▶ STATED TASK: In the lines below, find the one that contains "Transcribe this image's" and write it out exactly, along with every line that follows it.

───── INFORMATION SHOWN

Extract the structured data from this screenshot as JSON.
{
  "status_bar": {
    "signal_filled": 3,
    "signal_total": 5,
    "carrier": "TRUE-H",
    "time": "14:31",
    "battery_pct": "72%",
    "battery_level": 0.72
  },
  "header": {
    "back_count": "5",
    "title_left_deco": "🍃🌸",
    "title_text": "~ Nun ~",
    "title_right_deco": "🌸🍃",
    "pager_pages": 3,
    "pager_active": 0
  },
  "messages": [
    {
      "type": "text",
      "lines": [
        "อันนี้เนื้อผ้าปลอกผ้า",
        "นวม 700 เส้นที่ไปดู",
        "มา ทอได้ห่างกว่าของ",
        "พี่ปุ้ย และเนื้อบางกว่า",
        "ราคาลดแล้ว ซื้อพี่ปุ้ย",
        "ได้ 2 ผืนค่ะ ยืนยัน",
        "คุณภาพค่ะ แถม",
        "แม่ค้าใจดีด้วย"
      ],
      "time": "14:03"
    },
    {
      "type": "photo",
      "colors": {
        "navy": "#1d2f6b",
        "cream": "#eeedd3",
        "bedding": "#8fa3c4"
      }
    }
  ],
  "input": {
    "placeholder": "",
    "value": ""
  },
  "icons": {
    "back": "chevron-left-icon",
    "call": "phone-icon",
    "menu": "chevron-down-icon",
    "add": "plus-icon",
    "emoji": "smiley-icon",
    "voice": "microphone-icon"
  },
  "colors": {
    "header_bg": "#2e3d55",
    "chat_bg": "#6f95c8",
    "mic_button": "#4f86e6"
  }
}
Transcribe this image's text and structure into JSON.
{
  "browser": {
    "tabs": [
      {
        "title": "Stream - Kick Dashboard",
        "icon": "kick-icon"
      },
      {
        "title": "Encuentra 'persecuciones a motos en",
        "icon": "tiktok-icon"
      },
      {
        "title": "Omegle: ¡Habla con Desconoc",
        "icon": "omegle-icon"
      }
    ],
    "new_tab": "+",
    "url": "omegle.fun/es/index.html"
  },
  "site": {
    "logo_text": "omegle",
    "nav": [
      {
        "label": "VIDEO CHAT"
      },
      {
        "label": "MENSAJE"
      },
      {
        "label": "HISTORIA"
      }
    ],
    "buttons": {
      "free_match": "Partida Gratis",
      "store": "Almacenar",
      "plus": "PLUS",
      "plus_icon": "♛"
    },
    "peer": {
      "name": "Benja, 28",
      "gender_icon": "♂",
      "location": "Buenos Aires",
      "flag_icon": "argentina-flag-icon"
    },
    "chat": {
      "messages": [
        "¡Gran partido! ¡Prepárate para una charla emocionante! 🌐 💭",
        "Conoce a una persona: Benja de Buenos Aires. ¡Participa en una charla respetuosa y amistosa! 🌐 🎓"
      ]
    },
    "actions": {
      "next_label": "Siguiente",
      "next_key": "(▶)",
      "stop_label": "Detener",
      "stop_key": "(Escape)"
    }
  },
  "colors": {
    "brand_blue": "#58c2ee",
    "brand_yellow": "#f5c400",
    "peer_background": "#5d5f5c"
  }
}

──────────

▶ FINAL RESULT:
Transcribe this image's text and structure into JSON.
{
  "browser": {
    "tabs": [
      {
        "title": "Stream - Kick Dashboard",
        "icon": "kick-icon"
      },
      {
        "title": "Encuentra 'persecuciones a motos en",
        "icon": "tiktok-icon"
      },
      {
        "title": "Omegle: ¡Habla con Desconoc",
        "icon": "omegle-icon"
      }
    ],
    "new_tab": "+",
    "url": "omegle.fun/es/index.html"
  },
  "site": {
    "logo_text": "omegle",
    "nav": [
      {
        "label": "VIDEO CHAT"
      },
      {
        "label": "MENSAJE"
      },
      {
        "label": "HISTORIA"
      }
    ],
    "buttons": {
      "free_match": "Partida Gratis",
      "store": "Almacenar",
      "plus": "PLUS",
      "plus_icon": "♛"
    },
    "peer": {
      "name": "Benja, 28",
      "gender_icon": "♂",
      "location": "Buenos Aires",
      "flag_icon": "argentina-flag-icon"
    },
    "chat": {
      "messages": [
        "¡Gran partido! ¡Prepárate para una charla emocionante! 🌐 💭",
        "Conoce a una persona: Benja de Buenos Aires. ¡Participa en una charla respetuosa y amistosa! 🌐 🎓"
      ]
    },
    "actions": {
      "next_label": "Siguiente",
      "next_key": "(▶)",
      "stop_label": "Detener",
      "stop_key": "(Escape)"
    }
  },
  "colors": {
    "brand_blue": "#58c2ee",
    "brand_yellow": "#f5c400",
    "peer_background": "#5d5f5c"
  }
}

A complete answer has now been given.